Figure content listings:

========================================================================

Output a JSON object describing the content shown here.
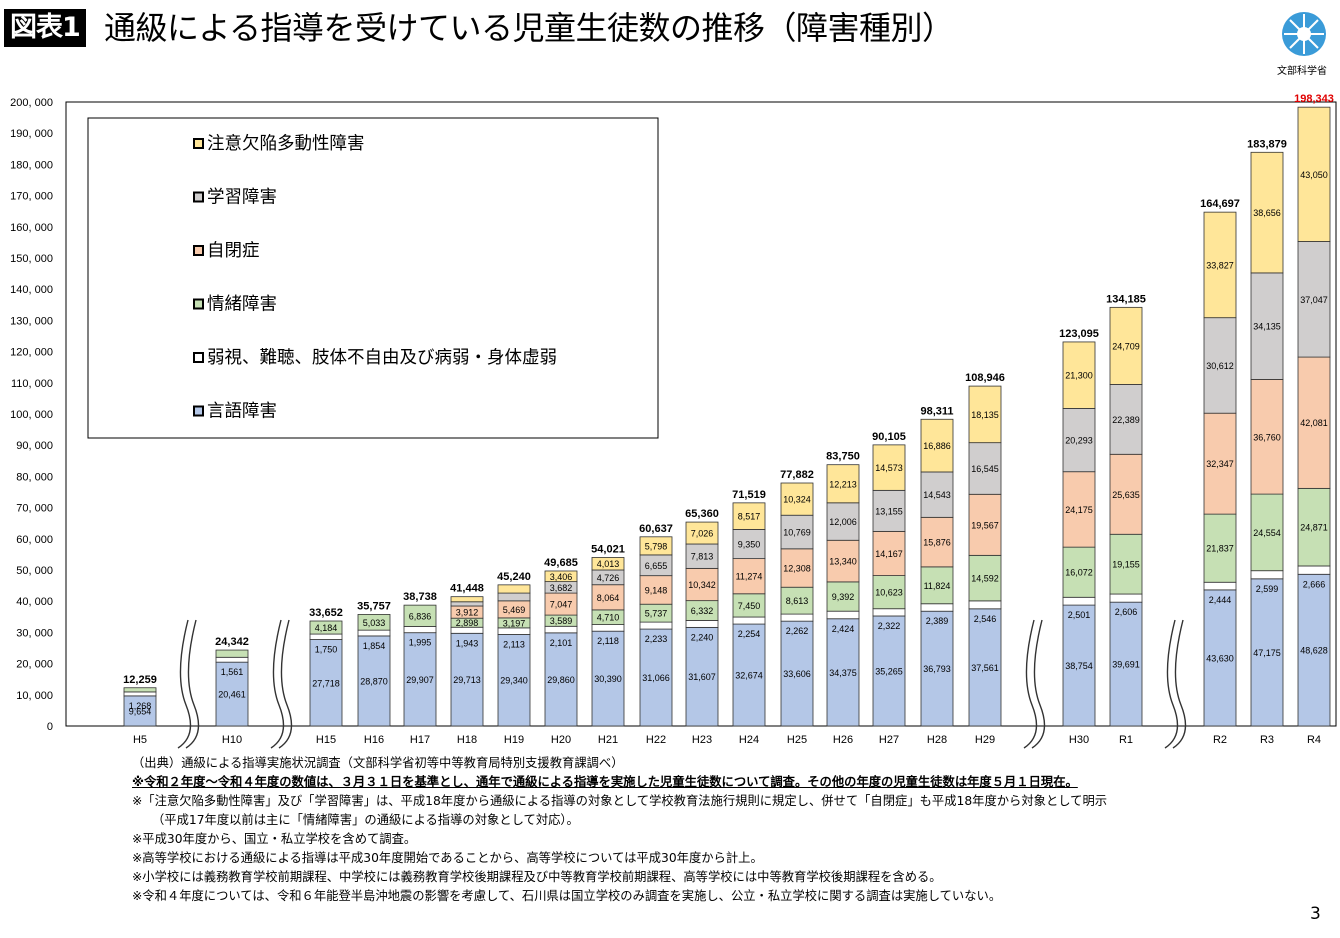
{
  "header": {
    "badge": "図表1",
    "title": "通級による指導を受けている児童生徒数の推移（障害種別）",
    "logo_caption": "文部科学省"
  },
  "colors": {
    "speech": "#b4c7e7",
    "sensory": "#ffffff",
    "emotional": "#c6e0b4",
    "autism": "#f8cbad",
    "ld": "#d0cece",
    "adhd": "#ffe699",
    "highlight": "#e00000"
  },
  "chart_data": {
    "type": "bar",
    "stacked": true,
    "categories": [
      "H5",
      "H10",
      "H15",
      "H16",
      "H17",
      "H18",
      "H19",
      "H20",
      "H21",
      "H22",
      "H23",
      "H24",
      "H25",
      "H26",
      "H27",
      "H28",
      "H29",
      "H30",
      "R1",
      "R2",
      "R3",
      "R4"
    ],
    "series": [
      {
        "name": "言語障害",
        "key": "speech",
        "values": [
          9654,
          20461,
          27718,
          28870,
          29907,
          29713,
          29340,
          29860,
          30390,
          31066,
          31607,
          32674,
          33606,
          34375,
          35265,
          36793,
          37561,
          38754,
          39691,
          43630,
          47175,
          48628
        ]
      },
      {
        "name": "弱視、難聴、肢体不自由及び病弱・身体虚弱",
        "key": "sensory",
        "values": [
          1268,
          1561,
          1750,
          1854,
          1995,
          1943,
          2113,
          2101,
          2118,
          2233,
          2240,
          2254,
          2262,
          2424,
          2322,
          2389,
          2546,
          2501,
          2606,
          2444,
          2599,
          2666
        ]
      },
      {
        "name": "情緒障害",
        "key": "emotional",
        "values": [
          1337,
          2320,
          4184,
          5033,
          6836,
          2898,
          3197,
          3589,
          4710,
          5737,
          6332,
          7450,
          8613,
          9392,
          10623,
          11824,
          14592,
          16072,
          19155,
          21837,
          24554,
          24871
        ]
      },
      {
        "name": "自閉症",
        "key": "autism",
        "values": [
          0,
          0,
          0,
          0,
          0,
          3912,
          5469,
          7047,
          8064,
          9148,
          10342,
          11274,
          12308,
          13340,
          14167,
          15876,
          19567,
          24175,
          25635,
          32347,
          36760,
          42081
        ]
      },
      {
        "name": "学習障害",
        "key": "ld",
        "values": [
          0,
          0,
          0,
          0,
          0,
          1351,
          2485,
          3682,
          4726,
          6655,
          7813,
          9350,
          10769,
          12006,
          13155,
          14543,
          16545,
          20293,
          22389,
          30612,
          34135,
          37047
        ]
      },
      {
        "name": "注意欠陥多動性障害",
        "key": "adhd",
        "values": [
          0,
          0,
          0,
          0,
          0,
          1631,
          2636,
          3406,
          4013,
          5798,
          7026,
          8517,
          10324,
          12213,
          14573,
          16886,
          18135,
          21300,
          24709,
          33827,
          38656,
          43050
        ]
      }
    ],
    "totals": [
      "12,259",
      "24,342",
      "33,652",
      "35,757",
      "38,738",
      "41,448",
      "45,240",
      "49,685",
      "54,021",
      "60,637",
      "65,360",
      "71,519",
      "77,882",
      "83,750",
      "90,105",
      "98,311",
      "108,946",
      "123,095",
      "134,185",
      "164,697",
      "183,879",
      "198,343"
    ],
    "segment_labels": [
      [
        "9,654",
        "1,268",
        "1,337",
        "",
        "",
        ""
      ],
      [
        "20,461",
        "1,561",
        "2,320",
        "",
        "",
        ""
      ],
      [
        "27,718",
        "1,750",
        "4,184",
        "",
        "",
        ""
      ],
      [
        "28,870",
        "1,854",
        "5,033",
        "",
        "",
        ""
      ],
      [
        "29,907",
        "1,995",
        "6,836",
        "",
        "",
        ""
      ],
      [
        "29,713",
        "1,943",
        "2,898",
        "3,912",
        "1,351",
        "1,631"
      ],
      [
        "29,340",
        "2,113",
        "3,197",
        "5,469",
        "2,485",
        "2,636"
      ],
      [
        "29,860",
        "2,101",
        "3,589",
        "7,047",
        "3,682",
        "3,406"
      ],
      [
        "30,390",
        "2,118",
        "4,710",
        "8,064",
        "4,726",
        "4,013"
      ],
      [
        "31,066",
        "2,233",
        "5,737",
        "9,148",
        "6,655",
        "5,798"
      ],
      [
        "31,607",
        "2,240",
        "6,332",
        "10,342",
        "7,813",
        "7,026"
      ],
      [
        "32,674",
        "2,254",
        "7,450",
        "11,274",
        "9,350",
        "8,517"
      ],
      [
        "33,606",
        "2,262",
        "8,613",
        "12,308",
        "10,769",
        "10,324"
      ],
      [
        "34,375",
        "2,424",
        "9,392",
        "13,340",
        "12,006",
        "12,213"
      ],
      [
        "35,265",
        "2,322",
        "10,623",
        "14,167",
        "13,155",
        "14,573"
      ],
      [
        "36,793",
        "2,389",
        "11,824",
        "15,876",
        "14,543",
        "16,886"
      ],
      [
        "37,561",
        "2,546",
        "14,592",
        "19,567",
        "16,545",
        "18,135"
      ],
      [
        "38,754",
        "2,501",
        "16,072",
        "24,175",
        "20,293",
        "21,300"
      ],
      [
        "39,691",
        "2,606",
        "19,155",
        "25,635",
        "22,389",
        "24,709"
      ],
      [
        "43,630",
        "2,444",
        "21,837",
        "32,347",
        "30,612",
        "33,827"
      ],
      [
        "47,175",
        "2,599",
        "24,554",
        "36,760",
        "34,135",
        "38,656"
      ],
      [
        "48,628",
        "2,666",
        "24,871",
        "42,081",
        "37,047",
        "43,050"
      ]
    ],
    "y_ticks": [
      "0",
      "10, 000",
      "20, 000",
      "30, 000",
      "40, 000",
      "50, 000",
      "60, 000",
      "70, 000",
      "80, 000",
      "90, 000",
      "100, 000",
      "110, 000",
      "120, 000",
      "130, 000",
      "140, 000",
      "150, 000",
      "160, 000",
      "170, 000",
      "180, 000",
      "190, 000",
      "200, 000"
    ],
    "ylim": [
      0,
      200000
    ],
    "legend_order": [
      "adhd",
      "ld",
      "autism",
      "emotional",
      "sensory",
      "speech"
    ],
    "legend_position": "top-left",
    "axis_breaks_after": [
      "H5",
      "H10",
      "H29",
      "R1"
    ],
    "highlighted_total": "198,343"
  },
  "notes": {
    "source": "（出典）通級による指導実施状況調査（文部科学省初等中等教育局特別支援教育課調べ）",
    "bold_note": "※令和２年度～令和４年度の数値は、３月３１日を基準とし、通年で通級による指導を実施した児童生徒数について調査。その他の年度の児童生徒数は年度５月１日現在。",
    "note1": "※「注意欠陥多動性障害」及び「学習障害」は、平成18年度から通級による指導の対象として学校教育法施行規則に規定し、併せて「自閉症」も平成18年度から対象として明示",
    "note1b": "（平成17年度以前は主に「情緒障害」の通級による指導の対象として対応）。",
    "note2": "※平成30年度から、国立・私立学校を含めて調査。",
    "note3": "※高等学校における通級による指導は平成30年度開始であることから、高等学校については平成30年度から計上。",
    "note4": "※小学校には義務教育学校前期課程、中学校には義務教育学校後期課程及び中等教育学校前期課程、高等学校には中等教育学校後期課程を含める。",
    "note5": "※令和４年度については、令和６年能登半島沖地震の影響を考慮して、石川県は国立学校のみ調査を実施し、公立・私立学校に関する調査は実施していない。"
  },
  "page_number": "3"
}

========================================================================

WHAT TO WORK ON: Collect each line containing the string "name".

SOLUTION TO THE PROBLEM:
        "name": "言語障害",
        "name": "弱視、難聴、肢体不自由及び病弱・身体虚弱",
        "name": "情緒障害",
        "name": "自閉症",
        "name": "学習障害",
        "name": "注意欠陥多動性障害",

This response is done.